──────── SUPPLIED RECORDS ────────
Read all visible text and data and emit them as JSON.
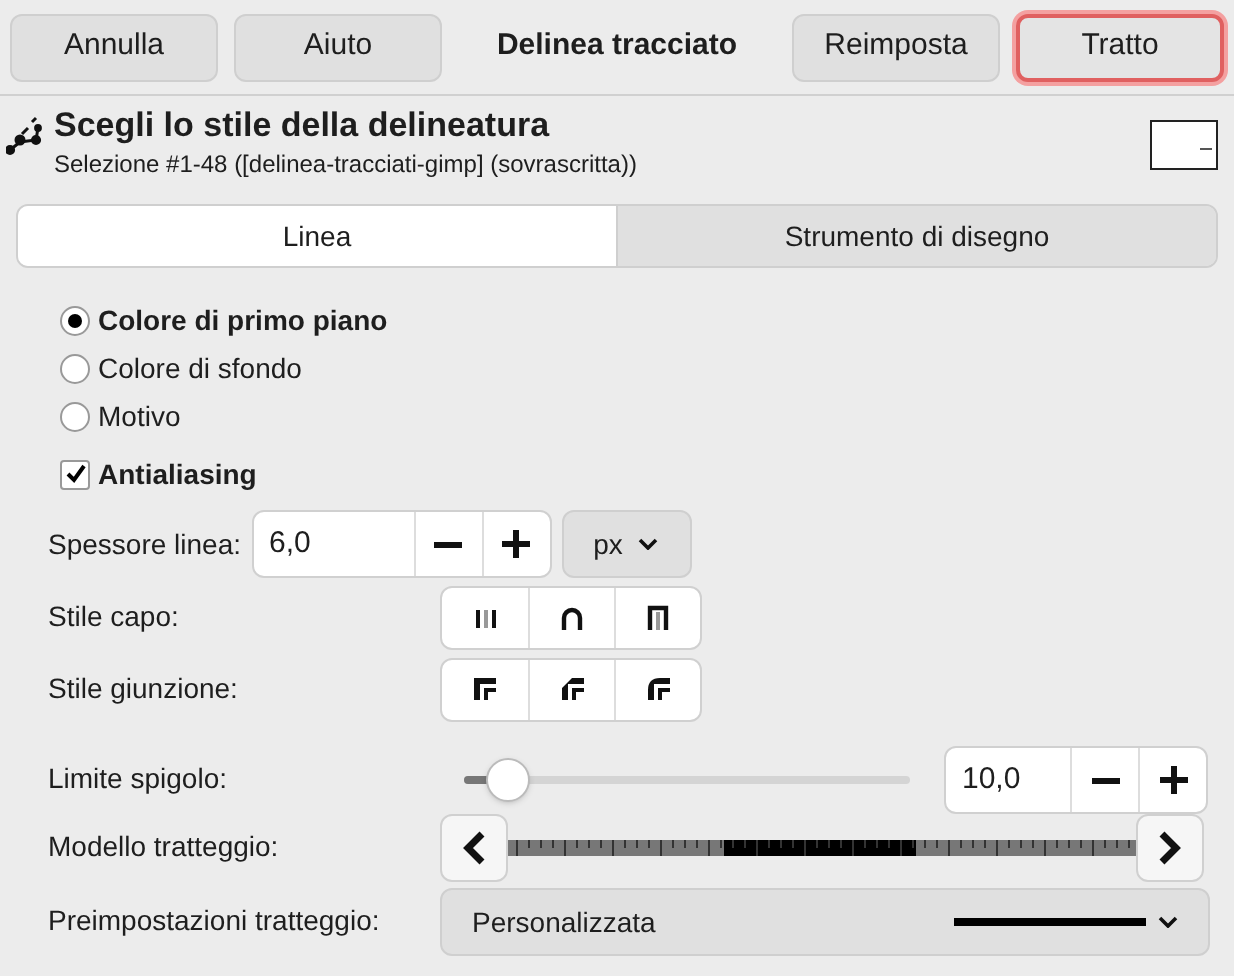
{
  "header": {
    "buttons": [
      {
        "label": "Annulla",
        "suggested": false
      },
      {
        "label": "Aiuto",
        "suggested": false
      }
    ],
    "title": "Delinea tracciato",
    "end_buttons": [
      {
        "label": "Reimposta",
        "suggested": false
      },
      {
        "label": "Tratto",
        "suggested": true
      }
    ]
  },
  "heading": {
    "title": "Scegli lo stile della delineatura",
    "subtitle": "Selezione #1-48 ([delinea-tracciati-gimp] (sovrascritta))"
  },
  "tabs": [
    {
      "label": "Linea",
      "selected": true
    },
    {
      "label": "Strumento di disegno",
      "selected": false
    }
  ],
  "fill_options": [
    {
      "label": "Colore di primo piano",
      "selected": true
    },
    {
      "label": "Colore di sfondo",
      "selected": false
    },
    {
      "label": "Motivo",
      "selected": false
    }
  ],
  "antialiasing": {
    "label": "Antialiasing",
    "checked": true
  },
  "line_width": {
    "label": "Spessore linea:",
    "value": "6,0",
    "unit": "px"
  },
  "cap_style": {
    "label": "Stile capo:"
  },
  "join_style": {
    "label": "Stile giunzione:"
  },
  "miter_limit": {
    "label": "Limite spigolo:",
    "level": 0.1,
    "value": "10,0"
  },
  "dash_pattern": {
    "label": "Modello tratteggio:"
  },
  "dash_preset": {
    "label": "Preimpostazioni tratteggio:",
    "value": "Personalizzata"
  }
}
────────
──────── SUPPLIED RECORDS ────────
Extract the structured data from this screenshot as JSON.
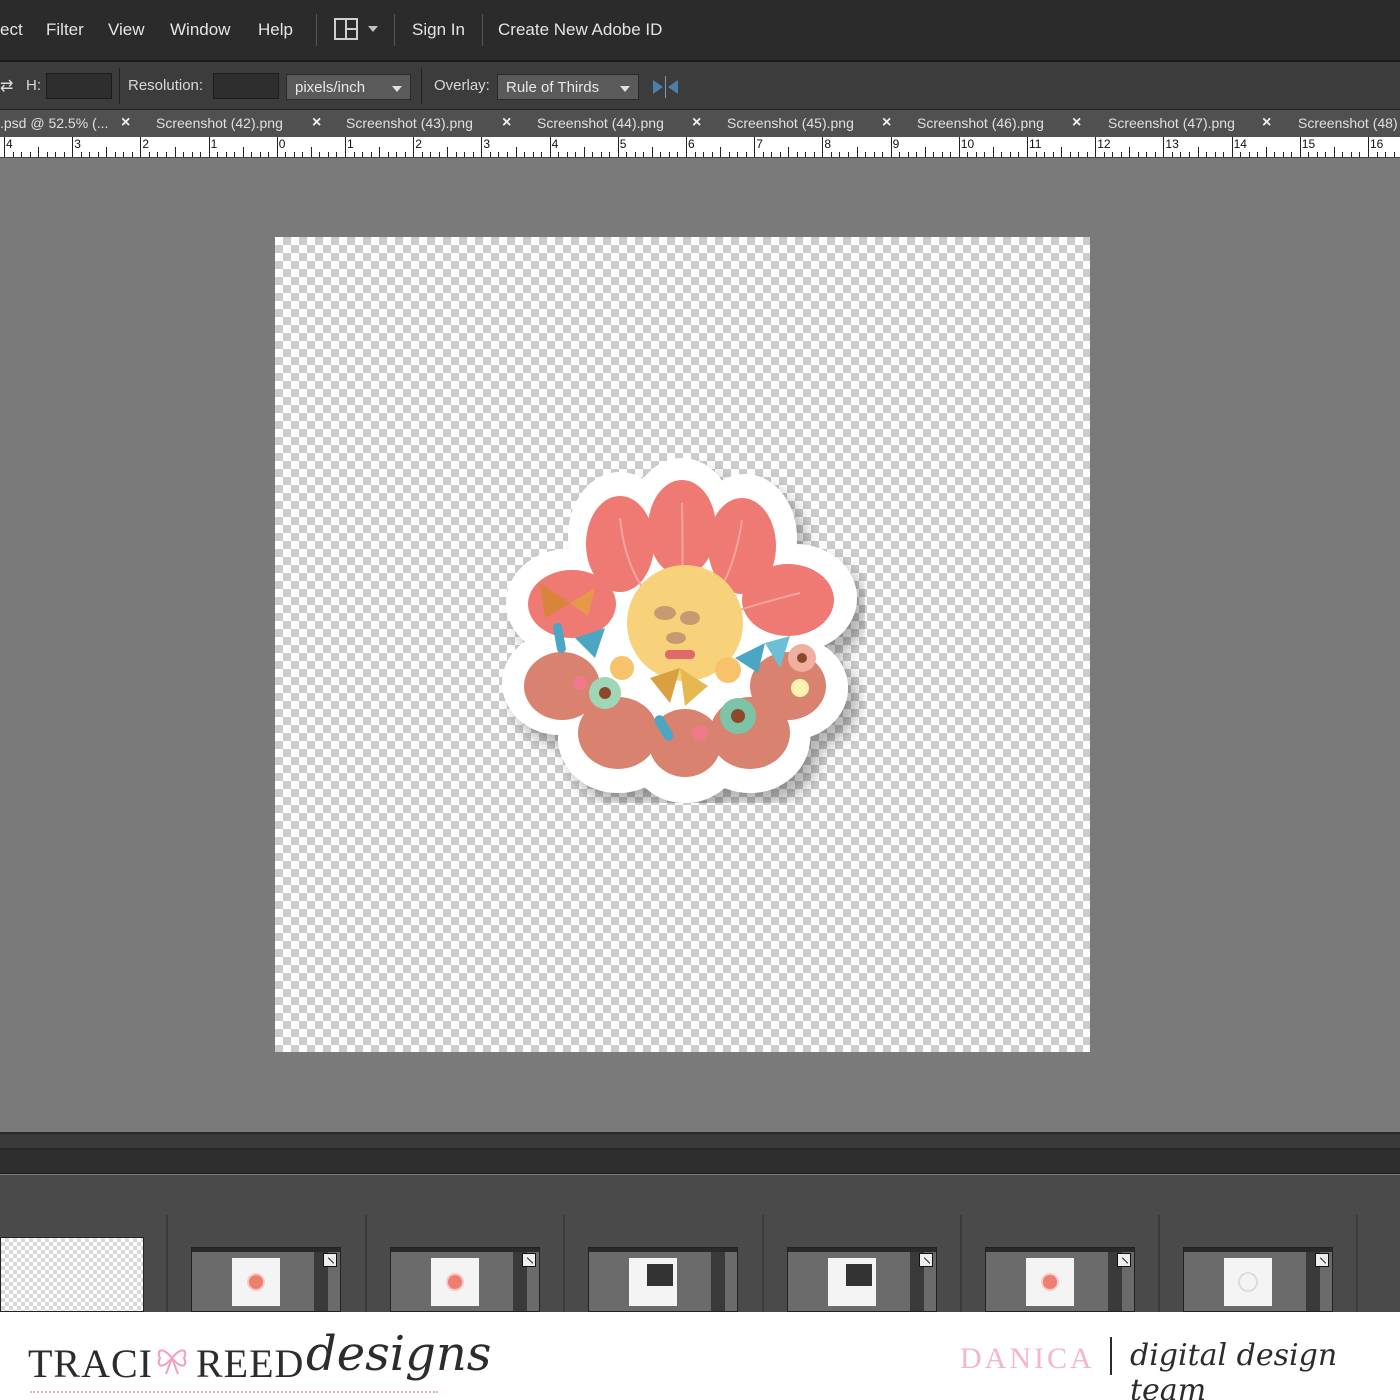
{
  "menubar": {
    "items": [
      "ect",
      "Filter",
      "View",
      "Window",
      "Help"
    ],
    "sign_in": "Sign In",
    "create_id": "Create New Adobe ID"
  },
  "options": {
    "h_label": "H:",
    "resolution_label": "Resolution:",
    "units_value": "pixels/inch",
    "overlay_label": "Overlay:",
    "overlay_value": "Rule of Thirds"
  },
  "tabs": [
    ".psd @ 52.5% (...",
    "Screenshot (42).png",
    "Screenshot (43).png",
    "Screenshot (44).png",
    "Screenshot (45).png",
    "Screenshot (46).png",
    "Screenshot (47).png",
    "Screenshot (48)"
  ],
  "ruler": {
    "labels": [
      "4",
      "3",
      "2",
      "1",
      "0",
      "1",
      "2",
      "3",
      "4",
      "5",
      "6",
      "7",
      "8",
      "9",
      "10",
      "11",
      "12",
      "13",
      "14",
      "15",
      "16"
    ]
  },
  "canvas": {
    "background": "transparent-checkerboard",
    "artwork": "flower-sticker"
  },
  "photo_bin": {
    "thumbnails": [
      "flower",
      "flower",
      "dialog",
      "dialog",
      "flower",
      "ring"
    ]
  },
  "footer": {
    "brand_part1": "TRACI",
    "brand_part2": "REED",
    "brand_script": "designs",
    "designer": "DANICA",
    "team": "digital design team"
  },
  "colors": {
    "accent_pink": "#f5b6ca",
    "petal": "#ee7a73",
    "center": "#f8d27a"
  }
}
────────
YOUR GOAL —
Please list every line of the records that contains "true".

COMPLETE OUTPUT —
        "suggested": true
      "selected": true
      "selected": true
    "checked": true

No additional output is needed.